***** Material supplied

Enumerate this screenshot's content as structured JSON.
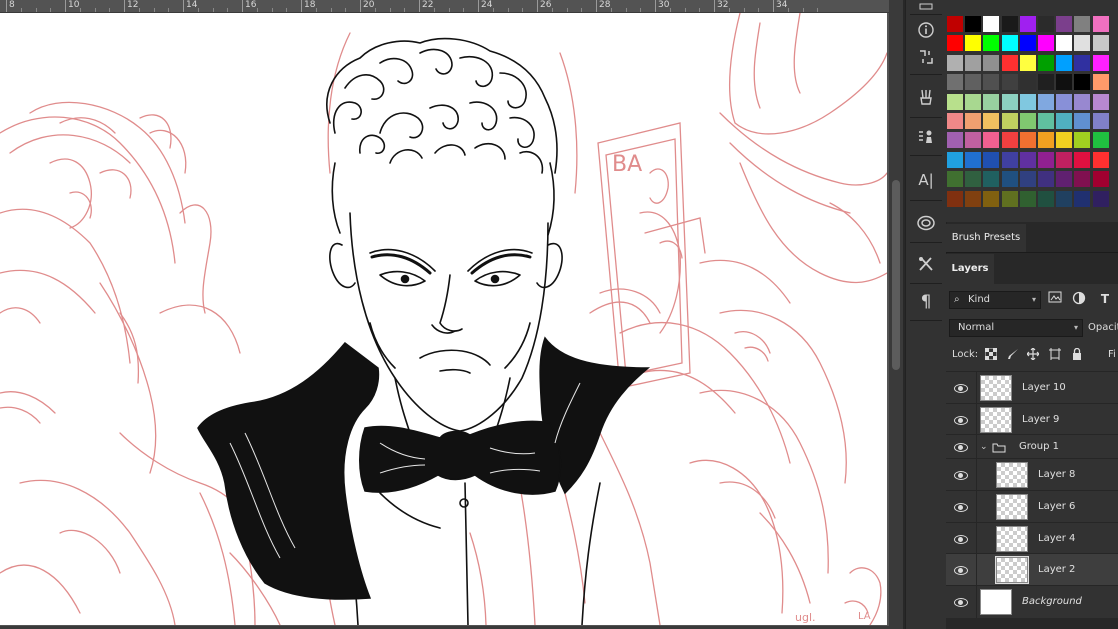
{
  "ruler": {
    "labels": [
      "8",
      "10",
      "12",
      "14",
      "16",
      "18",
      "20",
      "22",
      "24",
      "26",
      "28",
      "30",
      "32",
      "34"
    ]
  },
  "colors": {
    "sketch": "#e08c8c",
    "ink": "#111111",
    "ui_dark": "#323232",
    "ui_darker": "#282828",
    "active_row": "#3e3e3e"
  },
  "toolbar": {
    "icons": [
      "history-icon",
      "info-icon",
      "properties-icon",
      "brush-icon",
      "clone-source-icon",
      "character-icon",
      "libraries-icon",
      "tool-presets-icon",
      "paragraph-icon"
    ],
    "character_glyph": "A|",
    "paragraph_glyph": "¶"
  },
  "swatches": {
    "rows": [
      [
        "#c00000",
        "#000000",
        "#ffffff",
        "#1a1a1a",
        "#a020f0",
        "#2b2b2b",
        "#7b3f8c",
        "#808080",
        "#f070c0"
      ],
      [
        "#ff0000",
        "#ffff00",
        "#00ff00",
        "#00ffff",
        "#0000ff",
        "#ff00ff",
        "#ffffff",
        "#e0e0e0",
        "#c8c8c8"
      ],
      [
        "#b0b0b0",
        "#a0a0a0",
        "#909090",
        "#ff3030",
        "#ffff40",
        "#00a000",
        "#00a0ff",
        "#3030a0",
        "#ff20ff"
      ],
      [
        "#707070",
        "#606060",
        "#505050",
        "#404040",
        "#303030",
        "#202020",
        "#101010",
        "#000000",
        "#ff9a6a"
      ],
      [
        "#b8e08c",
        "#a8d890",
        "#98d0a0",
        "#8cd0c0",
        "#80c8e0",
        "#80a8e0",
        "#8890d8",
        "#9888d0",
        "#b888d0"
      ],
      [
        "#f08888",
        "#f0a070",
        "#f0c060",
        "#c0d060",
        "#80c870",
        "#60c0a0",
        "#50b0c0",
        "#6090d0",
        "#8080c8"
      ],
      [
        "#a060b0",
        "#c060a0",
        "#f06090",
        "#f04040",
        "#f07030",
        "#f0a020",
        "#f0d020",
        "#a0d020",
        "#20c040"
      ],
      [
        "#20a0e0",
        "#2070d0",
        "#2050b0",
        "#4040a0",
        "#6030a0",
        "#902090",
        "#c02060",
        "#e01040",
        "#ff3030"
      ],
      [
        "#407030",
        "#306040",
        "#206060",
        "#205080",
        "#304080",
        "#403080",
        "#602070",
        "#801050",
        "#a00030"
      ],
      [
        "#803010",
        "#804010",
        "#806010",
        "#607020",
        "#306030",
        "#205040",
        "#204060",
        "#203070",
        "#302060"
      ]
    ]
  },
  "brush_presets": {
    "label": "Brush Presets"
  },
  "layers": {
    "tab_label": "Layers",
    "filter_kind": "Kind",
    "blend_mode": "Normal",
    "opacity_label": "Opacity",
    "lock_label": "Lock:",
    "fill_label": "Fi",
    "filter_icons": [
      "image-filter-icon",
      "adjustment-filter-icon",
      "type-filter-icon"
    ],
    "type_glyph": "T",
    "items": [
      {
        "name": "Layer 10",
        "kind": "layer",
        "indent": 0,
        "visible": true,
        "selected": false
      },
      {
        "name": "Layer 9",
        "kind": "layer",
        "indent": 0,
        "visible": true,
        "selected": false
      },
      {
        "name": "Group 1",
        "kind": "group",
        "indent": 0,
        "visible": true,
        "selected": false
      },
      {
        "name": "Layer 8",
        "kind": "layer",
        "indent": 1,
        "visible": true,
        "selected": false
      },
      {
        "name": "Layer 6",
        "kind": "layer",
        "indent": 1,
        "visible": true,
        "selected": false
      },
      {
        "name": "Layer 4",
        "kind": "layer",
        "indent": 1,
        "visible": true,
        "selected": false
      },
      {
        "name": "Layer 2",
        "kind": "layer",
        "indent": 1,
        "visible": true,
        "selected": true
      },
      {
        "name": "Background",
        "kind": "background",
        "indent": 0,
        "visible": true,
        "selected": false
      }
    ]
  },
  "canvas": {
    "card_text": "BA",
    "signature": "ugl.",
    "corner_text": "LA"
  }
}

**********

Write out the entries above word for word. Do not include the pictures.

Enumerate this screenshot's content as structured JSON.
{
  "ruler": {
    "labels": [
      "8",
      "10",
      "12",
      "14",
      "16",
      "18",
      "20",
      "22",
      "24",
      "26",
      "28",
      "30",
      "32",
      "34"
    ]
  },
  "colors": {
    "sketch": "#e08c8c",
    "ink": "#111111",
    "ui_dark": "#323232",
    "ui_darker": "#282828",
    "active_row": "#3e3e3e"
  },
  "toolbar": {
    "icons": [
      "history-icon",
      "info-icon",
      "properties-icon",
      "brush-icon",
      "clone-source-icon",
      "character-icon",
      "libraries-icon",
      "tool-presets-icon",
      "paragraph-icon"
    ],
    "character_glyph": "A|",
    "paragraph_glyph": "¶"
  },
  "swatches": {
    "rows": [
      [
        "#c00000",
        "#000000",
        "#ffffff",
        "#1a1a1a",
        "#a020f0",
        "#2b2b2b",
        "#7b3f8c",
        "#808080",
        "#f070c0"
      ],
      [
        "#ff0000",
        "#ffff00",
        "#00ff00",
        "#00ffff",
        "#0000ff",
        "#ff00ff",
        "#ffffff",
        "#e0e0e0",
        "#c8c8c8"
      ],
      [
        "#b0b0b0",
        "#a0a0a0",
        "#909090",
        "#ff3030",
        "#ffff40",
        "#00a000",
        "#00a0ff",
        "#3030a0",
        "#ff20ff"
      ],
      [
        "#707070",
        "#606060",
        "#505050",
        "#404040",
        "#303030",
        "#202020",
        "#101010",
        "#000000",
        "#ff9a6a"
      ],
      [
        "#b8e08c",
        "#a8d890",
        "#98d0a0",
        "#8cd0c0",
        "#80c8e0",
        "#80a8e0",
        "#8890d8",
        "#9888d0",
        "#b888d0"
      ],
      [
        "#f08888",
        "#f0a070",
        "#f0c060",
        "#c0d060",
        "#80c870",
        "#60c0a0",
        "#50b0c0",
        "#6090d0",
        "#8080c8"
      ],
      [
        "#a060b0",
        "#c060a0",
        "#f06090",
        "#f04040",
        "#f07030",
        "#f0a020",
        "#f0d020",
        "#a0d020",
        "#20c040"
      ],
      [
        "#20a0e0",
        "#2070d0",
        "#2050b0",
        "#4040a0",
        "#6030a0",
        "#902090",
        "#c02060",
        "#e01040",
        "#ff3030"
      ],
      [
        "#407030",
        "#306040",
        "#206060",
        "#205080",
        "#304080",
        "#403080",
        "#602070",
        "#801050",
        "#a00030"
      ],
      [
        "#803010",
        "#804010",
        "#806010",
        "#607020",
        "#306030",
        "#205040",
        "#204060",
        "#203070",
        "#302060"
      ]
    ]
  },
  "brush_presets": {
    "label": "Brush Presets"
  },
  "layers": {
    "tab_label": "Layers",
    "filter_kind": "Kind",
    "blend_mode": "Normal",
    "opacity_label": "Opacity",
    "lock_label": "Lock:",
    "fill_label": "Fi",
    "filter_icons": [
      "image-filter-icon",
      "adjustment-filter-icon",
      "type-filter-icon"
    ],
    "type_glyph": "T",
    "items": [
      {
        "name": "Layer 10",
        "kind": "layer",
        "indent": 0,
        "visible": true,
        "selected": false
      },
      {
        "name": "Layer 9",
        "kind": "layer",
        "indent": 0,
        "visible": true,
        "selected": false
      },
      {
        "name": "Group 1",
        "kind": "group",
        "indent": 0,
        "visible": true,
        "selected": false
      },
      {
        "name": "Layer 8",
        "kind": "layer",
        "indent": 1,
        "visible": true,
        "selected": false
      },
      {
        "name": "Layer 6",
        "kind": "layer",
        "indent": 1,
        "visible": true,
        "selected": false
      },
      {
        "name": "Layer 4",
        "kind": "layer",
        "indent": 1,
        "visible": true,
        "selected": false
      },
      {
        "name": "Layer 2",
        "kind": "layer",
        "indent": 1,
        "visible": true,
        "selected": true
      },
      {
        "name": "Background",
        "kind": "background",
        "indent": 0,
        "visible": true,
        "selected": false
      }
    ]
  },
  "canvas": {
    "card_text": "BA",
    "signature": "ugl.",
    "corner_text": "LA"
  }
}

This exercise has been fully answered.